Dataset records:
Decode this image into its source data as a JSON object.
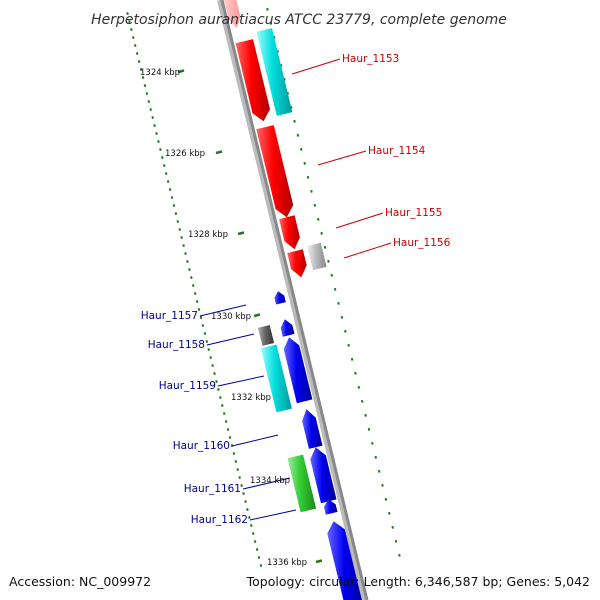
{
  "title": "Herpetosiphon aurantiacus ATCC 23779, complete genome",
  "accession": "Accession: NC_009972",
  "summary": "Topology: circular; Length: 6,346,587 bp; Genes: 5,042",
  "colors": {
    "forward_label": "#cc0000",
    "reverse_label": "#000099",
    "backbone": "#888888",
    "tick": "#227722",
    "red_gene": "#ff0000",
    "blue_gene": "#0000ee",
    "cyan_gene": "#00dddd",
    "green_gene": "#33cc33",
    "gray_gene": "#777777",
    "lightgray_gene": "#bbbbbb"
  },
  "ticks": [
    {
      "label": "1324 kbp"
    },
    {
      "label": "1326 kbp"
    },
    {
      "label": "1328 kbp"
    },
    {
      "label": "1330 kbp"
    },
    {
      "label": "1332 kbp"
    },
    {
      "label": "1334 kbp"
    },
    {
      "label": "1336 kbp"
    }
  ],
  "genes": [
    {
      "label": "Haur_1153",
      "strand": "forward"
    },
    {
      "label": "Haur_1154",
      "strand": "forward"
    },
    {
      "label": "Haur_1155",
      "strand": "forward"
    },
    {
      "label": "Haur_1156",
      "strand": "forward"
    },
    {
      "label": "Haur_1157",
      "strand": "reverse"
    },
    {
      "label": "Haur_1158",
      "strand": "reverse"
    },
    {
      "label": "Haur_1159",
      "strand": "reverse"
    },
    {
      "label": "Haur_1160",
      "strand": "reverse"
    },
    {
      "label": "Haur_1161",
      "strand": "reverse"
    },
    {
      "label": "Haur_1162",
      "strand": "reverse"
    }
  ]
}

*Aim of the task:* Quote every line of the records above exactly; no picture is to be copied.

*Written solution:*
Decode this image into its source data as a JSON object.
{
  "title": "Herpetosiphon aurantiacus ATCC 23779, complete genome",
  "accession": "Accession: NC_009972",
  "summary": "Topology: circular; Length: 6,346,587 bp; Genes: 5,042",
  "colors": {
    "forward_label": "#cc0000",
    "reverse_label": "#000099",
    "backbone": "#888888",
    "tick": "#227722",
    "red_gene": "#ff0000",
    "blue_gene": "#0000ee",
    "cyan_gene": "#00dddd",
    "green_gene": "#33cc33",
    "gray_gene": "#777777",
    "lightgray_gene": "#bbbbbb"
  },
  "ticks": [
    {
      "label": "1324 kbp"
    },
    {
      "label": "1326 kbp"
    },
    {
      "label": "1328 kbp"
    },
    {
      "label": "1330 kbp"
    },
    {
      "label": "1332 kbp"
    },
    {
      "label": "1334 kbp"
    },
    {
      "label": "1336 kbp"
    }
  ],
  "genes": [
    {
      "label": "Haur_1153",
      "strand": "forward"
    },
    {
      "label": "Haur_1154",
      "strand": "forward"
    },
    {
      "label": "Haur_1155",
      "strand": "forward"
    },
    {
      "label": "Haur_1156",
      "strand": "forward"
    },
    {
      "label": "Haur_1157",
      "strand": "reverse"
    },
    {
      "label": "Haur_1158",
      "strand": "reverse"
    },
    {
      "label": "Haur_1159",
      "strand": "reverse"
    },
    {
      "label": "Haur_1160",
      "strand": "reverse"
    },
    {
      "label": "Haur_1161",
      "strand": "reverse"
    },
    {
      "label": "Haur_1162",
      "strand": "reverse"
    }
  ]
}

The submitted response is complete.